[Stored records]
** Begin **

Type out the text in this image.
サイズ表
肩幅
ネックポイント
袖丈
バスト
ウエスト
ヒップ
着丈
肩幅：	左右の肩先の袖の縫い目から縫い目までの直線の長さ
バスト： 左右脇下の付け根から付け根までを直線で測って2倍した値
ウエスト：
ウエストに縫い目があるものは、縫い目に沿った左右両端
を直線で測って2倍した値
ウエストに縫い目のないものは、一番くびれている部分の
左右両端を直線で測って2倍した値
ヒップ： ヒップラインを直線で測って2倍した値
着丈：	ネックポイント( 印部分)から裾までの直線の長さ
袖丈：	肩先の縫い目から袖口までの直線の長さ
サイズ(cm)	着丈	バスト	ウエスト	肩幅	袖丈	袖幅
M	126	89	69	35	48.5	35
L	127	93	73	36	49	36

** End **
** Begin **

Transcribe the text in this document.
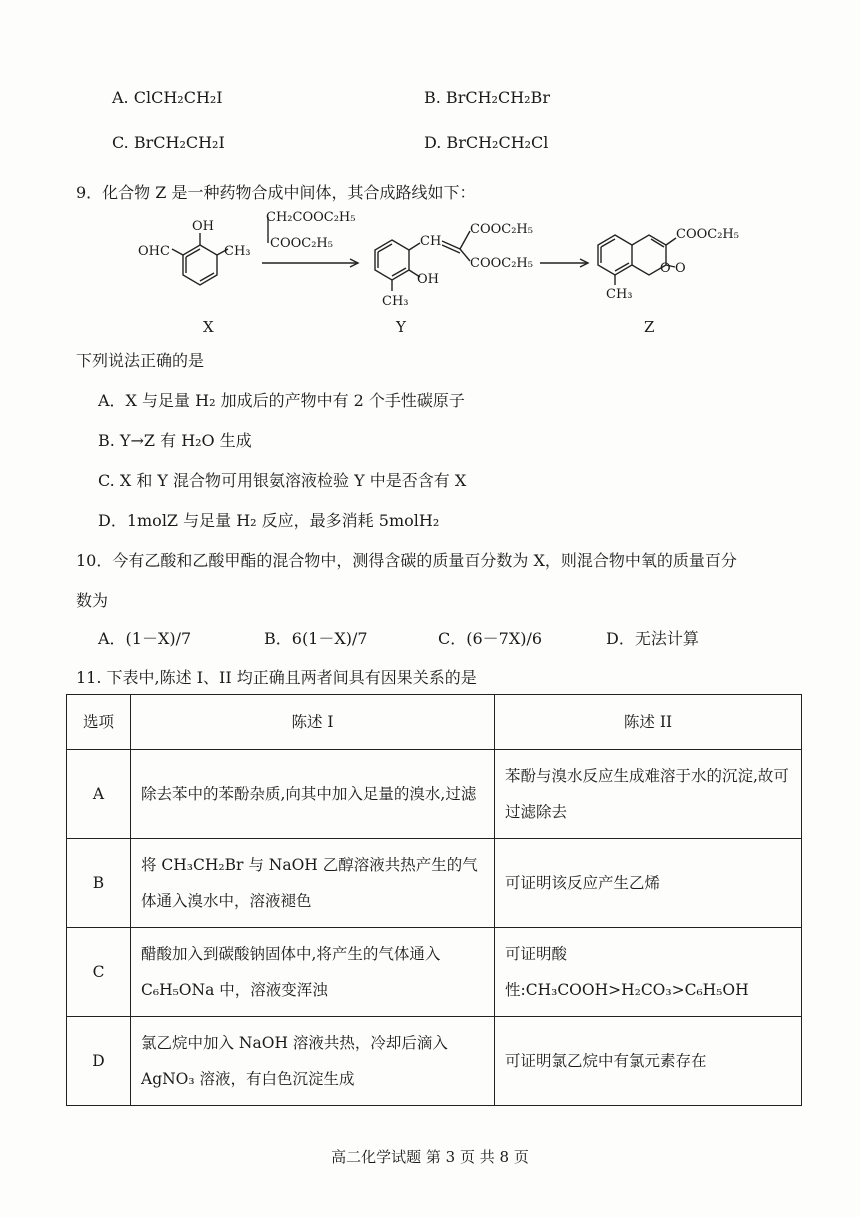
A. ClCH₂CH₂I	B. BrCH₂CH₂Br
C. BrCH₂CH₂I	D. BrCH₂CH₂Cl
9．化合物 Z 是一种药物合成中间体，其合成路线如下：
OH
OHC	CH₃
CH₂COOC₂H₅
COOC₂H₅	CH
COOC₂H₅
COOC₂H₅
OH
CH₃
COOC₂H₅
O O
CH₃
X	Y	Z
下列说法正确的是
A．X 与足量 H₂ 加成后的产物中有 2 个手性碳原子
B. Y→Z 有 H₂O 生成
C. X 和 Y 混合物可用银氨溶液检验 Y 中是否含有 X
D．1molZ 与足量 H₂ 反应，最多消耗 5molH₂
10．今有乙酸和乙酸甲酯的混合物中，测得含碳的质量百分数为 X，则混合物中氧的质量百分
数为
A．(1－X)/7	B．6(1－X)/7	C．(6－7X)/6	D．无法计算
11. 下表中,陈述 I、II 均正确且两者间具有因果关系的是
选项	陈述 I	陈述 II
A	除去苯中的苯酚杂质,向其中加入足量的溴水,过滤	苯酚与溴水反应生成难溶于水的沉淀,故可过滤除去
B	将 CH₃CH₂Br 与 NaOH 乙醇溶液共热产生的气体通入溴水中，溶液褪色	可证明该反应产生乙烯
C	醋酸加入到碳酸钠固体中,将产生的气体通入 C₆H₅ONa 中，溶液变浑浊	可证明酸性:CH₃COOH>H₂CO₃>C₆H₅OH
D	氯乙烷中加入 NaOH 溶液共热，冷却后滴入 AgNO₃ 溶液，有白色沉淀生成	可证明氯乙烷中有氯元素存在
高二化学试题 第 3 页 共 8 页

** End **
** Begin **

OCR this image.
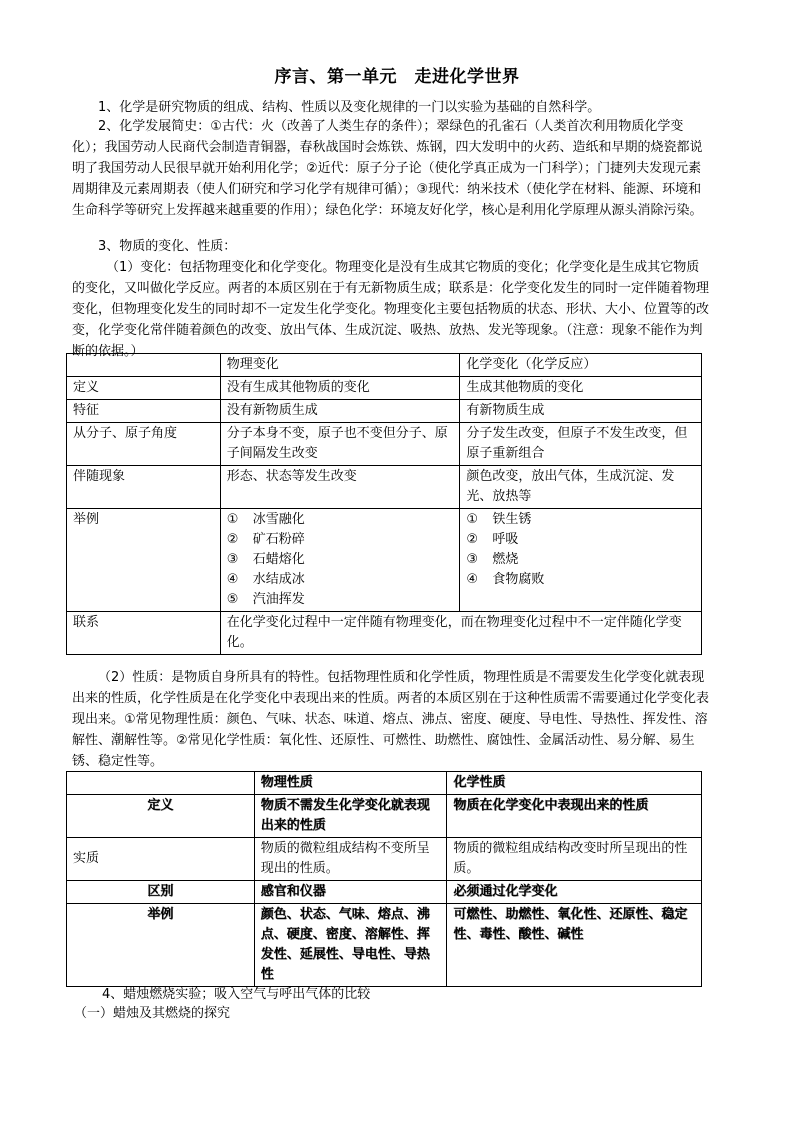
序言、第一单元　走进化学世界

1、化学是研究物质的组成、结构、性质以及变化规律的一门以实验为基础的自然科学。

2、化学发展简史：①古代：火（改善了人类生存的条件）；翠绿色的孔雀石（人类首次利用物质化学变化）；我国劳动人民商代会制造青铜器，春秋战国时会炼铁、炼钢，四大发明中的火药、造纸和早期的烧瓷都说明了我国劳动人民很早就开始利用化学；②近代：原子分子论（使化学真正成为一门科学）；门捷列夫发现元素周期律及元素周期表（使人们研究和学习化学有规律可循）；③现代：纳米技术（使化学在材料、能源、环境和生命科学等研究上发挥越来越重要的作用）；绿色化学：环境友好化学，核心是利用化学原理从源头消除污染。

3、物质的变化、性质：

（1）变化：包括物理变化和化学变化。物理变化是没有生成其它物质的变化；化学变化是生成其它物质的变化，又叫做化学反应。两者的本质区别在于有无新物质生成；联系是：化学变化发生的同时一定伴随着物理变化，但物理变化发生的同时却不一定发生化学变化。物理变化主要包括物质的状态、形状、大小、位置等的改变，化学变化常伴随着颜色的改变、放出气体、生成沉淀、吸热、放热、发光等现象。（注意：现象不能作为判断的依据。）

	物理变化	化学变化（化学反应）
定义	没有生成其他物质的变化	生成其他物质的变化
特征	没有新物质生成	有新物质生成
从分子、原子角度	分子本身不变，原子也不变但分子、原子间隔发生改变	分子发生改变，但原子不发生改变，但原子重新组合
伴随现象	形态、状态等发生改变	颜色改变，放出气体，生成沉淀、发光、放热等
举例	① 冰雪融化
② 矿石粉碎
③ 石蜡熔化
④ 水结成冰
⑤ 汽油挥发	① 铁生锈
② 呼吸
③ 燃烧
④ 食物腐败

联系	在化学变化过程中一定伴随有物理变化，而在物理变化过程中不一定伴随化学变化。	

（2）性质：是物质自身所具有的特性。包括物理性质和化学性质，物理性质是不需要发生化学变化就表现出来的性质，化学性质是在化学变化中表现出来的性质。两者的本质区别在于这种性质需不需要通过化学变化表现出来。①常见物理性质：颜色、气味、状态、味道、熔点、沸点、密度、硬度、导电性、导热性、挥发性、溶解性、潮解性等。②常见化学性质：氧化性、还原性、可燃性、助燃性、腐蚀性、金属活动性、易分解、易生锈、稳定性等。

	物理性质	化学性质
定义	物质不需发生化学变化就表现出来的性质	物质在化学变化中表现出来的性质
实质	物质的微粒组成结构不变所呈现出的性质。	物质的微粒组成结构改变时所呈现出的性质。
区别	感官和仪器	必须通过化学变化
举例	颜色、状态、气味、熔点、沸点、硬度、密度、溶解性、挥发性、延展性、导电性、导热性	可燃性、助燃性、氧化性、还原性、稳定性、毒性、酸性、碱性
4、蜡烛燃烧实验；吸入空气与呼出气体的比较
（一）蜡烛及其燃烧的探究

** End **

• _TASK GOAL_
For each line above that contains the word "text", copy that line.

• _RESPONSE TO THIS EXERCISE_
Type out the text in this image.
Transcribe the text in this document.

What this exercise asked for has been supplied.